— START OF Input —
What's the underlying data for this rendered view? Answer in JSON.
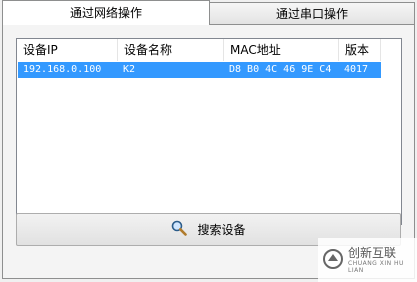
{
  "tabs": [
    {
      "label": "通过网络操作",
      "active": true
    },
    {
      "label": "通过串口操作",
      "active": false
    }
  ],
  "table": {
    "columns": [
      "设备IP",
      "设备名称",
      "MAC地址",
      "版本"
    ],
    "rows": [
      {
        "ip": "192.168.0.100",
        "name": "K2",
        "mac": "D8 B0 4C 46 9E C4",
        "version": "4017",
        "selected": true
      }
    ]
  },
  "search_button": {
    "label": "搜索设备",
    "icon": "search-icon"
  },
  "watermark": {
    "cn": "创新互联",
    "en": "CHUANG XIN HU LIAN"
  },
  "colors": {
    "selection": "#3399ff",
    "panel_bg": "#f4f4f4"
  }
}
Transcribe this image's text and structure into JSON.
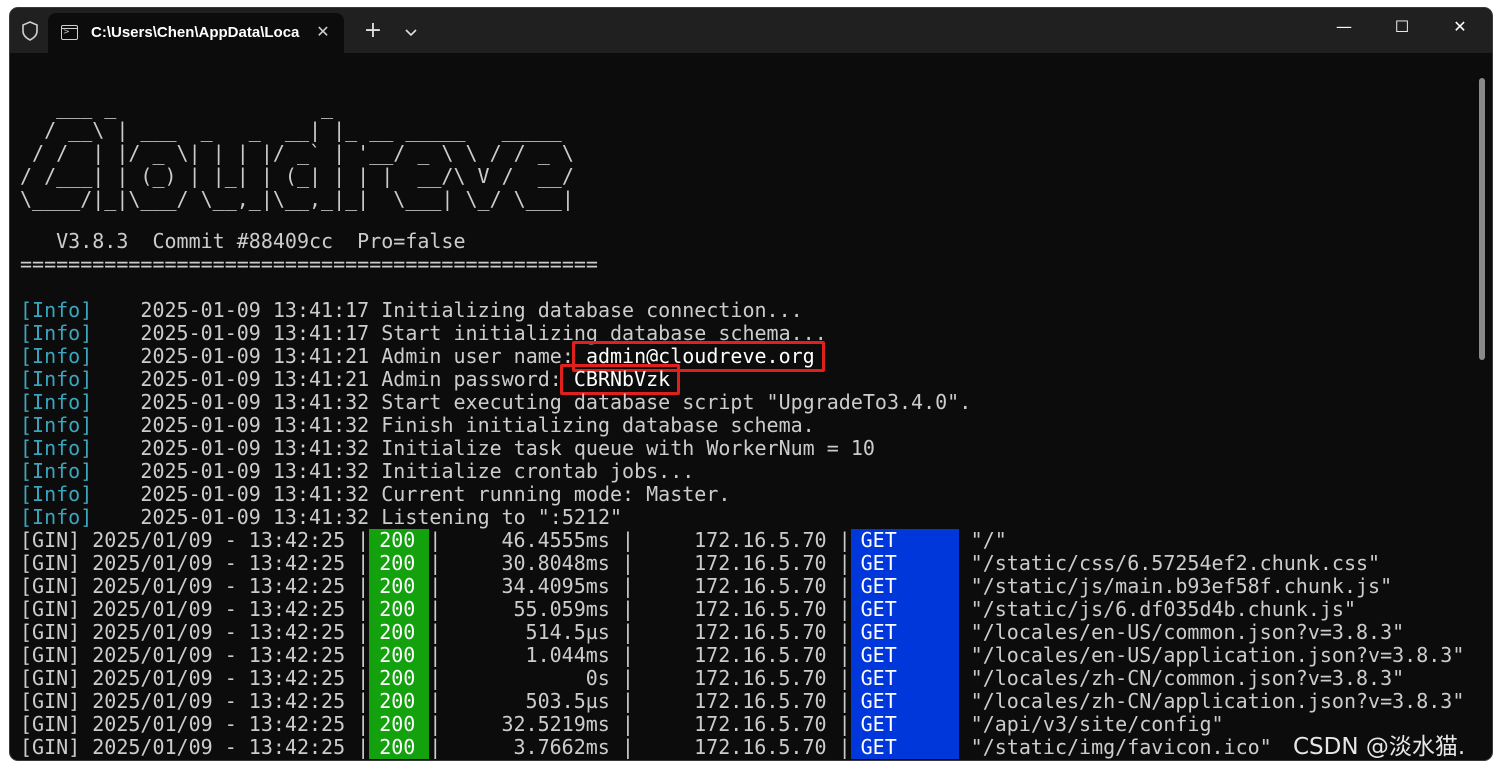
— END OF Input —
Instructions to follow: Transcribe the material exactly, leaving every picture out.

Answer for this exercise:
What's the underlying data for this rendered view? Answer in JSON.
{
  "tabs": [
    {
      "label": "通过网络操作",
      "active": true
    },
    {
      "label": "通过串口操作",
      "active": false
    }
  ],
  "table": {
    "columns": [
      "设备IP",
      "设备名称",
      "MAC地址",
      "版本"
    ],
    "rows": [
      {
        "ip": "192.168.0.100",
        "name": "K2",
        "mac": "D8 B0 4C 46 9E C4",
        "version": "4017",
        "selected": true
      }
    ]
  },
  "search_button": {
    "label": "搜索设备",
    "icon": "search-icon"
  },
  "watermark": {
    "cn": "创新互联",
    "en": "CHUANG XIN HU LIAN"
  },
  "colors": {
    "selection": "#3399ff",
    "panel_bg": "#f4f4f4"
  }
}
Transcribe this image's text and structure into JSON.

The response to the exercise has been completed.